**YOUR INSTRUCTIONS**. Write out every entry word for word.
start RECORDS TO PROCESS
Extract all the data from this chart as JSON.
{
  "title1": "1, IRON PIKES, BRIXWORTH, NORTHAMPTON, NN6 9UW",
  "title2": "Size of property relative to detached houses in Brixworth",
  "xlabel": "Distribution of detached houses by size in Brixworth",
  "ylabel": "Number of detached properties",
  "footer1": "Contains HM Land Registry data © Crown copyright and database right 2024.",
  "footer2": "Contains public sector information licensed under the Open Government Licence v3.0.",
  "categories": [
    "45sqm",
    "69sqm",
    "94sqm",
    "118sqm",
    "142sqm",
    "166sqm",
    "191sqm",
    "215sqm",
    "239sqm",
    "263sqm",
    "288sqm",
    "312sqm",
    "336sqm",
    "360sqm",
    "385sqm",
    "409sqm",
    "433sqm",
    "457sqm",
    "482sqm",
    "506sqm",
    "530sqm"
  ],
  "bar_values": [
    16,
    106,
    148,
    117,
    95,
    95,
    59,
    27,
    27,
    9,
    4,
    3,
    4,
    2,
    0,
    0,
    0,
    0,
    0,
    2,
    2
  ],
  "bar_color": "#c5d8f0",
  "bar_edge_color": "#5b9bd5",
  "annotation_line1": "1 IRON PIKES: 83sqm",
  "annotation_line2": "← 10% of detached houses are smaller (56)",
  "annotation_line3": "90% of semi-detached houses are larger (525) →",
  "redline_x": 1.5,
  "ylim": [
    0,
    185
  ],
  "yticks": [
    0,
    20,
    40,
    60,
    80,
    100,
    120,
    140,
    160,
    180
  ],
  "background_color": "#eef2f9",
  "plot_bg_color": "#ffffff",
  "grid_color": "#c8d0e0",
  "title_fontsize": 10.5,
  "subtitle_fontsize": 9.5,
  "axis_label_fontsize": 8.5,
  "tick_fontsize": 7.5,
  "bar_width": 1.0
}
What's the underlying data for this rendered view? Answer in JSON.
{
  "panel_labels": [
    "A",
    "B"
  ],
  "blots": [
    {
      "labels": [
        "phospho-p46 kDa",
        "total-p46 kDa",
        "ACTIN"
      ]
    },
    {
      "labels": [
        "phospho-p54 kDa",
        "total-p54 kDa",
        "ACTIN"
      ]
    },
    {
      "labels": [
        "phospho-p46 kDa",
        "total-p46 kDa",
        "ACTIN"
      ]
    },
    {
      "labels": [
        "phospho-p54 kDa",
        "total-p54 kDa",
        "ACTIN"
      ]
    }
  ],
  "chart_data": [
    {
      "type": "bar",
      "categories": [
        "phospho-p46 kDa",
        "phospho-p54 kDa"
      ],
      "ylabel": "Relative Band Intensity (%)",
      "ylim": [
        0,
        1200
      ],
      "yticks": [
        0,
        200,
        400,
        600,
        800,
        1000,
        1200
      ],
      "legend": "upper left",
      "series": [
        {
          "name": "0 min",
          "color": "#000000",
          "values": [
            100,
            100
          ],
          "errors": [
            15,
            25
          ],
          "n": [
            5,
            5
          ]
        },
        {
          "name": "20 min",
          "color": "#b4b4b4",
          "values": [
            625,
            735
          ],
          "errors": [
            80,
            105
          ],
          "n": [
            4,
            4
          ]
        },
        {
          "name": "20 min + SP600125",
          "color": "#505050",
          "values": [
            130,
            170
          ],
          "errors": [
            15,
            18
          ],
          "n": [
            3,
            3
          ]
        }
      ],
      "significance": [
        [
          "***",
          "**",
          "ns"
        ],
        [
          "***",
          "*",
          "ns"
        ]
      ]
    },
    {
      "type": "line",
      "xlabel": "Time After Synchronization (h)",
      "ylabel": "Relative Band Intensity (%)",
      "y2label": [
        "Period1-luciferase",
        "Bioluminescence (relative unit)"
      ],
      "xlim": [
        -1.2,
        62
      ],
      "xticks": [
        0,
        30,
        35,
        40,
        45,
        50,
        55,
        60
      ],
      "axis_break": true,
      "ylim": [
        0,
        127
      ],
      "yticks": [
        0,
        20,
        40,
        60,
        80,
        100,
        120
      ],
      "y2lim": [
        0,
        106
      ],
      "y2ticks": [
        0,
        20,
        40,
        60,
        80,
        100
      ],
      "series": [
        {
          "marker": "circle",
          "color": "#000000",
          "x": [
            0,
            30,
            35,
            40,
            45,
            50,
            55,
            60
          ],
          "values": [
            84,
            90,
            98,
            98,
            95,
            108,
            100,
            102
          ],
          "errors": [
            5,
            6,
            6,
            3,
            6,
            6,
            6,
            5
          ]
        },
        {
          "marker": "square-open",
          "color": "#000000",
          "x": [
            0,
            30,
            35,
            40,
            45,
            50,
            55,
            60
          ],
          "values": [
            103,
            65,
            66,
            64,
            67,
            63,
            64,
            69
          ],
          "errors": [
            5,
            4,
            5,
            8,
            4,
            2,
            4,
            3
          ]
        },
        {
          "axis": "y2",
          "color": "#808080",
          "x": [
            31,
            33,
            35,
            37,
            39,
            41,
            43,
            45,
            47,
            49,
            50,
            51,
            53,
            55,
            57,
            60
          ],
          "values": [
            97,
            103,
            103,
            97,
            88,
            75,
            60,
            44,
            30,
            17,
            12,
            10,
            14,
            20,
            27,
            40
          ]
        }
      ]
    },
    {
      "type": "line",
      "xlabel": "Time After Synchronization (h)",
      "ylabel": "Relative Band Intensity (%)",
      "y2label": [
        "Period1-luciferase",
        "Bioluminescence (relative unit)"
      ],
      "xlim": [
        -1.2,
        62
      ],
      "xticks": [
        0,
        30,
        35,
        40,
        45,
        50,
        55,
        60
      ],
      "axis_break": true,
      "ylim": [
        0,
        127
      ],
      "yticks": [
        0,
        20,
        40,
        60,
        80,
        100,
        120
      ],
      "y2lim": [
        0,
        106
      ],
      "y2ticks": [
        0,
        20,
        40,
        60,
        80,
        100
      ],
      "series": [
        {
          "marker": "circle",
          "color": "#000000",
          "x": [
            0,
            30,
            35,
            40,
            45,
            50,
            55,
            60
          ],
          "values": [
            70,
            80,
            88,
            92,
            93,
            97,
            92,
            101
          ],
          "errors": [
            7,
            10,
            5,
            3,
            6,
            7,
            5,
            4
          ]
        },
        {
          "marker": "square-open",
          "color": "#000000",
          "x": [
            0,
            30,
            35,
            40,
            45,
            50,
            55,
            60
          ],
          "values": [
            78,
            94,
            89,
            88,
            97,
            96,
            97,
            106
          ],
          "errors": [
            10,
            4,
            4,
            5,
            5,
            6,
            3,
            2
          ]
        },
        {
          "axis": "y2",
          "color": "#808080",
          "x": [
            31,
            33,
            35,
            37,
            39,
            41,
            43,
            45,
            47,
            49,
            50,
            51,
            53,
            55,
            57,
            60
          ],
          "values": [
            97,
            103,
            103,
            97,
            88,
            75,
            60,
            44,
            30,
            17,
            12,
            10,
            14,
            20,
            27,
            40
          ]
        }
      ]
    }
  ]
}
end RECORDS TO PROCESS
**RESULT FOR THIS TASK**.
Extract all the data from this chart as JSON.
{
  "title1": "1, IRON PIKES, BRIXWORTH, NORTHAMPTON, NN6 9UW",
  "title2": "Size of property relative to detached houses in Brixworth",
  "xlabel": "Distribution of detached houses by size in Brixworth",
  "ylabel": "Number of detached properties",
  "footer1": "Contains HM Land Registry data © Crown copyright and database right 2024.",
  "footer2": "Contains public sector information licensed under the Open Government Licence v3.0.",
  "categories": [
    "45sqm",
    "69sqm",
    "94sqm",
    "118sqm",
    "142sqm",
    "166sqm",
    "191sqm",
    "215sqm",
    "239sqm",
    "263sqm",
    "288sqm",
    "312sqm",
    "336sqm",
    "360sqm",
    "385sqm",
    "409sqm",
    "433sqm",
    "457sqm",
    "482sqm",
    "506sqm",
    "530sqm"
  ],
  "bar_values": [
    16,
    106,
    148,
    117,
    95,
    95,
    59,
    27,
    27,
    9,
    4,
    3,
    4,
    2,
    0,
    0,
    0,
    0,
    0,
    2,
    2
  ],
  "bar_color": "#c5d8f0",
  "bar_edge_color": "#5b9bd5",
  "annotation_line1": "1 IRON PIKES: 83sqm",
  "annotation_line2": "← 10% of detached houses are smaller (56)",
  "annotation_line3": "90% of semi-detached houses are larger (525) →",
  "redline_x": 1.5,
  "ylim": [
    0,
    185
  ],
  "yticks": [
    0,
    20,
    40,
    60,
    80,
    100,
    120,
    140,
    160,
    180
  ],
  "background_color": "#eef2f9",
  "plot_bg_color": "#ffffff",
  "grid_color": "#c8d0e0",
  "title_fontsize": 10.5,
  "subtitle_fontsize": 9.5,
  "axis_label_fontsize": 8.5,
  "tick_fontsize": 7.5,
  "bar_width": 1.0
}
What's the underlying data for this rendered view? Answer in JSON.
{
  "panel_labels": [
    "A",
    "B"
  ],
  "blots": [
    {
      "labels": [
        "phospho-p46 kDa",
        "total-p46 kDa",
        "ACTIN"
      ]
    },
    {
      "labels": [
        "phospho-p54 kDa",
        "total-p54 kDa",
        "ACTIN"
      ]
    },
    {
      "labels": [
        "phospho-p46 kDa",
        "total-p46 kDa",
        "ACTIN"
      ]
    },
    {
      "labels": [
        "phospho-p54 kDa",
        "total-p54 kDa",
        "ACTIN"
      ]
    }
  ],
  "chart_data": [
    {
      "type": "bar",
      "categories": [
        "phospho-p46 kDa",
        "phospho-p54 kDa"
      ],
      "ylabel": "Relative Band Intensity (%)",
      "ylim": [
        0,
        1200
      ],
      "yticks": [
        0,
        200,
        400,
        600,
        800,
        1000,
        1200
      ],
      "legend": "upper left",
      "series": [
        {
          "name": "0 min",
          "color": "#000000",
          "values": [
            100,
            100
          ],
          "errors": [
            15,
            25
          ],
          "n": [
            5,
            5
          ]
        },
        {
          "name": "20 min",
          "color": "#b4b4b4",
          "values": [
            625,
            735
          ],
          "errors": [
            80,
            105
          ],
          "n": [
            4,
            4
          ]
        },
        {
          "name": "20 min + SP600125",
          "color": "#505050",
          "values": [
            130,
            170
          ],
          "errors": [
            15,
            18
          ],
          "n": [
            3,
            3
          ]
        }
      ],
      "significance": [
        [
          "***",
          "**",
          "ns"
        ],
        [
          "***",
          "*",
          "ns"
        ]
      ]
    },
    {
      "type": "line",
      "xlabel": "Time After Synchronization (h)",
      "ylabel": "Relative Band Intensity (%)",
      "y2label": [
        "Period1-luciferase",
        "Bioluminescence (relative unit)"
      ],
      "xlim": [
        -1.2,
        62
      ],
      "xticks": [
        0,
        30,
        35,
        40,
        45,
        50,
        55,
        60
      ],
      "axis_break": true,
      "ylim": [
        0,
        127
      ],
      "yticks": [
        0,
        20,
        40,
        60,
        80,
        100,
        120
      ],
      "y2lim": [
        0,
        106
      ],
      "y2ticks": [
        0,
        20,
        40,
        60,
        80,
        100
      ],
      "series": [
        {
          "marker": "circle",
          "color": "#000000",
          "x": [
            0,
            30,
            35,
            40,
            45,
            50,
            55,
            60
          ],
          "values": [
            84,
            90,
            98,
            98,
            95,
            108,
            100,
            102
          ],
          "errors": [
            5,
            6,
            6,
            3,
            6,
            6,
            6,
            5
          ]
        },
        {
          "marker": "square-open",
          "color": "#000000",
          "x": [
            0,
            30,
            35,
            40,
            45,
            50,
            55,
            60
          ],
          "values": [
            103,
            65,
            66,
            64,
            67,
            63,
            64,
            69
          ],
          "errors": [
            5,
            4,
            5,
            8,
            4,
            2,
            4,
            3
          ]
        },
        {
          "axis": "y2",
          "color": "#808080",
          "x": [
            31,
            33,
            35,
            37,
            39,
            41,
            43,
            45,
            47,
            49,
            50,
            51,
            53,
            55,
            57,
            60
          ],
          "values": [
            97,
            103,
            103,
            97,
            88,
            75,
            60,
            44,
            30,
            17,
            12,
            10,
            14,
            20,
            27,
            40
          ]
        }
      ]
    },
    {
      "type": "line",
      "xlabel": "Time After Synchronization (h)",
      "ylabel": "Relative Band Intensity (%)",
      "y2label": [
        "Period1-luciferase",
        "Bioluminescence (relative unit)"
      ],
      "xlim": [
        -1.2,
        62
      ],
      "xticks": [
        0,
        30,
        35,
        40,
        45,
        50,
        55,
        60
      ],
      "axis_break": true,
      "ylim": [
        0,
        127
      ],
      "yticks": [
        0,
        20,
        40,
        60,
        80,
        100,
        120
      ],
      "y2lim": [
        0,
        106
      ],
      "y2ticks": [
        0,
        20,
        40,
        60,
        80,
        100
      ],
      "series": [
        {
          "marker": "circle",
          "color": "#000000",
          "x": [
            0,
            30,
            35,
            40,
            45,
            50,
            55,
            60
          ],
          "values": [
            70,
            80,
            88,
            92,
            93,
            97,
            92,
            101
          ],
          "errors": [
            7,
            10,
            5,
            3,
            6,
            7,
            5,
            4
          ]
        },
        {
          "marker": "square-open",
          "color": "#000000",
          "x": [
            0,
            30,
            35,
            40,
            45,
            50,
            55,
            60
          ],
          "values": [
            78,
            94,
            89,
            88,
            97,
            96,
            97,
            106
          ],
          "errors": [
            10,
            4,
            4,
            5,
            5,
            6,
            3,
            2
          ]
        },
        {
          "axis": "y2",
          "color": "#808080",
          "x": [
            31,
            33,
            35,
            37,
            39,
            41,
            43,
            45,
            47,
            49,
            50,
            51,
            53,
            55,
            57,
            60
          ],
          "values": [
            97,
            103,
            103,
            97,
            88,
            75,
            60,
            44,
            30,
            17,
            12,
            10,
            14,
            20,
            27,
            40
          ]
        }
      ]
    }
  ]
}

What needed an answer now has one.